_Short problem_: Retype the data below line for line, keeping every character as it stands.
>> Start Provided data
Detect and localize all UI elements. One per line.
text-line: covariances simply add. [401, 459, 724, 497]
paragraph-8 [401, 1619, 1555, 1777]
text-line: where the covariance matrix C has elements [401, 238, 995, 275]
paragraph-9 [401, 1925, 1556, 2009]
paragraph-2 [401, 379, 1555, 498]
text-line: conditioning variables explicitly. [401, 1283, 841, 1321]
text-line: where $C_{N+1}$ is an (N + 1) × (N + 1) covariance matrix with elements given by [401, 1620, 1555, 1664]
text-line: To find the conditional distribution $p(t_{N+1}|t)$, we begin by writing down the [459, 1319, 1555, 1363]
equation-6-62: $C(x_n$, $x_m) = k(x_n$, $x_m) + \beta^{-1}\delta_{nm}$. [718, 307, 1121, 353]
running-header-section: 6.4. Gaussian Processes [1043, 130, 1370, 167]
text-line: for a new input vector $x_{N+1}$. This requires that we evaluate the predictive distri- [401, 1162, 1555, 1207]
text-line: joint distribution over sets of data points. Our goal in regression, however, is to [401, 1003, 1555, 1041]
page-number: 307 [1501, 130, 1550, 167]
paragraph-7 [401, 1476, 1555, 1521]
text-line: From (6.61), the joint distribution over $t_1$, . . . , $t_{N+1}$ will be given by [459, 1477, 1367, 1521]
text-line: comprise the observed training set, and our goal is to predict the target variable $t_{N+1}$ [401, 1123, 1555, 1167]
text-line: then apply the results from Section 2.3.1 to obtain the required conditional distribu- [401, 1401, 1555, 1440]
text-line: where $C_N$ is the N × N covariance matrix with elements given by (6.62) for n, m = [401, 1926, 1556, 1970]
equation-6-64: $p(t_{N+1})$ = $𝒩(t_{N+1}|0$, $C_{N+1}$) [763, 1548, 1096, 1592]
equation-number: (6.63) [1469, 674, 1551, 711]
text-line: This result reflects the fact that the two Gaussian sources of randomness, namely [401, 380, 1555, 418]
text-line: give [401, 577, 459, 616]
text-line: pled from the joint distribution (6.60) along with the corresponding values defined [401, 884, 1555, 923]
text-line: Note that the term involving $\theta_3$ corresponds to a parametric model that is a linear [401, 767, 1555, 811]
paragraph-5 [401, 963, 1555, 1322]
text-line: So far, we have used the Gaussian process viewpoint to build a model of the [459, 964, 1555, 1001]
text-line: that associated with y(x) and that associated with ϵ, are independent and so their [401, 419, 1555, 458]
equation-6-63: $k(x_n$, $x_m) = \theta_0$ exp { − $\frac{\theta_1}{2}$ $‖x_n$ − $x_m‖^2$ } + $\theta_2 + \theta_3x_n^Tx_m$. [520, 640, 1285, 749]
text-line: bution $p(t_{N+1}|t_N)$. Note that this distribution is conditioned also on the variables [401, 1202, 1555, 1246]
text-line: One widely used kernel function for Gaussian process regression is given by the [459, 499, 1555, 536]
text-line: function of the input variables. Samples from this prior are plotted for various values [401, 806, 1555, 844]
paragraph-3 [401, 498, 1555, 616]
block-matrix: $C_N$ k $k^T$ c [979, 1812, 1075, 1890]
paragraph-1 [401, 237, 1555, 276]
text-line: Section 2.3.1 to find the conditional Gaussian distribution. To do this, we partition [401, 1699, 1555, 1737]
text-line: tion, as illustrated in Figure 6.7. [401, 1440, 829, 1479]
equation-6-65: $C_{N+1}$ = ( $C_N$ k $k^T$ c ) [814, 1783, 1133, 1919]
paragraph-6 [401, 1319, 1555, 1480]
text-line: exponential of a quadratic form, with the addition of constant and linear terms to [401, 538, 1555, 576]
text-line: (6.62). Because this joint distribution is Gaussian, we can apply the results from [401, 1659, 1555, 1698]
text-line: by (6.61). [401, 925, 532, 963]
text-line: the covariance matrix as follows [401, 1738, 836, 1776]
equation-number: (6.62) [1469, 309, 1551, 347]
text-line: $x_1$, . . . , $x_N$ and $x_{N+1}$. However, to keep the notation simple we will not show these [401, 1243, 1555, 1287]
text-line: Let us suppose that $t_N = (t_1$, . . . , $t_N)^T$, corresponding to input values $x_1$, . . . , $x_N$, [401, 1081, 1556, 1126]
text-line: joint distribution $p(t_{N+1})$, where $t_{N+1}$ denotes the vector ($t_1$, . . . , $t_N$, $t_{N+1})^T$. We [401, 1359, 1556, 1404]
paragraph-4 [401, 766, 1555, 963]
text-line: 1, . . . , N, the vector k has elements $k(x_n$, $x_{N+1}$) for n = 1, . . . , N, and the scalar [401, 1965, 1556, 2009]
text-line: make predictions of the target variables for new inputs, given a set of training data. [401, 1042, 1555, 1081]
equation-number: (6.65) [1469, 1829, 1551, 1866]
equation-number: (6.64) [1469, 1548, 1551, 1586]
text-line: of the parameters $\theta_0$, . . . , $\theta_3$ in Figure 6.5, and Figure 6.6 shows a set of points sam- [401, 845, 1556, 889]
>> End Provided data
_Written response_:
Detect and localize all UI elements. One per line.
text-line: covariances simply add. [401, 459, 724, 497]
paragraph-8 [401, 1619, 1555, 1777]
text-line: where the covariance matrix C has elements [401, 238, 995, 275]
paragraph-9 [401, 1925, 1556, 2009]
paragraph-2 [401, 379, 1555, 498]
text-line: conditioning variables explicitly. [401, 1283, 841, 1321]
text-line: where $C_{N+1}$ is an (N + 1) × (N + 1) covariance matrix with elements given by [401, 1620, 1555, 1664]
text-line: To find the conditional distribution $p(t_{N+1}|t)$, we begin by writing down the [459, 1319, 1555, 1363]
equation-6-62: $C(x_n$, $x_m) = k(x_n$, $x_m) + \beta^{-1}\delta_{nm}$. [718, 307, 1121, 353]
running-header-section: 6.4. Gaussian Processes [1043, 130, 1370, 167]
text-line: for a new input vector $x_{N+1}$. This requires that we evaluate the predictive distri- [401, 1162, 1555, 1207]
text-line: joint distribution over sets of data points. Our goal in regression, however, is to [401, 1003, 1555, 1041]
page-number: 307 [1501, 130, 1550, 167]
paragraph-7 [401, 1476, 1555, 1521]
text-line: From (6.61), the joint distribution over $t_1$, . . . , $t_{N+1}$ will be given by [459, 1477, 1367, 1521]
text-line: comprise the observed training set, and our goal is to predict the target variable $t_{N+1}$ [401, 1123, 1555, 1167]
text-line: then apply the results from Section 2.3.1 to obtain the required conditional distribu- [401, 1401, 1555, 1440]
text-line: where $C_N$ is the N × N covariance matrix with elements given by (6.62) for n, m = [401, 1926, 1556, 1970]
equation-6-64: $p(t_{N+1})$ = $𝒩(t_{N+1}|0$, $C_{N+1}$) [763, 1548, 1096, 1592]
equation-number: (6.63) [1469, 674, 1551, 711]
text-line: This result reflects the fact that the two Gaussian sources of randomness, namely [401, 380, 1555, 418]
text-line: give [401, 577, 459, 616]
text-line: pled from the joint distribution (6.60) along with the corresponding values defined [401, 884, 1555, 923]
text-line: Note that the term involving $\theta_3$ corresponds to a parametric model that is a linear [401, 767, 1555, 811]
paragraph-5 [401, 963, 1555, 1322]
text-line: So far, we have used the Gaussian process viewpoint to build a model of the [459, 964, 1555, 1001]
text-line: that associated with y(x) and that associated with ϵ, are independent and so their [401, 419, 1555, 458]
equation-6-63: $k(x_n$, $x_m) = \theta_0$ exp { − $\frac{\theta_1}{2}$ $‖x_n$ − $x_m‖^2$ } + $\theta_2 + \theta_3x_n^Tx_m$. [520, 640, 1285, 749]
text-line: bution $p(t_{N+1}|t_N)$. Note that this distribution is conditioned also on the variables [401, 1202, 1555, 1246]
text-line: One widely used kernel function for Gaussian process regression is given by the [459, 499, 1555, 536]
text-line: function of the input variables. Samples from this prior are plotted for various values [401, 806, 1555, 844]
paragraph-3 [401, 498, 1555, 616]
block-matrix: $C_N$ k $k^T$ c [979, 1812, 1075, 1890]
paragraph-1 [401, 237, 1555, 276]
text-line: Section 2.3.1 to find the conditional Gaussian distribution. To do this, we partition [401, 1699, 1555, 1737]
text-line: tion, as illustrated in Figure 6.7. [401, 1440, 829, 1479]
equation-6-65: $C_{N+1}$ = ( $C_N$ k $k^T$ c ) [814, 1783, 1133, 1919]
paragraph-6 [401, 1319, 1555, 1480]
text-line: exponential of a quadratic form, with the addition of constant and linear terms to [401, 538, 1555, 576]
text-line: (6.62). Because this joint distribution is Gaussian, we can apply the results from [401, 1659, 1555, 1698]
text-line: by (6.61). [401, 925, 532, 963]
text-line: the covariance matrix as follows [401, 1738, 836, 1776]
equation-number: (6.62) [1469, 309, 1551, 347]
text-line: $x_1$, . . . , $x_N$ and $x_{N+1}$. However, to keep the notation simple we will not show these [401, 1243, 1555, 1287]
text-line: Let us suppose that $t_N = (t_1$, . . . , $t_N)^T$, corresponding to input values $x_1$, . . . , $x_N$, [401, 1081, 1556, 1126]
text-line: joint distribution $p(t_{N+1})$, where $t_{N+1}$ denotes the vector ($t_1$, . . . , $t_N$, $t_{N+1})^T$. We [401, 1359, 1556, 1404]
paragraph-4 [401, 766, 1555, 963]
text-line: 1, . . . , N, the vector k has elements $k(x_n$, $x_{N+1}$) for n = 1, . . . , N, and the scalar [401, 1965, 1556, 2009]
text-line: make predictions of the target variables for new inputs, given a set of training data. [401, 1042, 1555, 1081]
equation-number: (6.65) [1469, 1829, 1551, 1866]
equation-number: (6.64) [1469, 1548, 1551, 1586]
text-line: of the parameters $\theta_0$, . . . , $\theta_3$ in Figure 6.5, and Figure 6.6 shows a set of points sam- [401, 845, 1556, 889]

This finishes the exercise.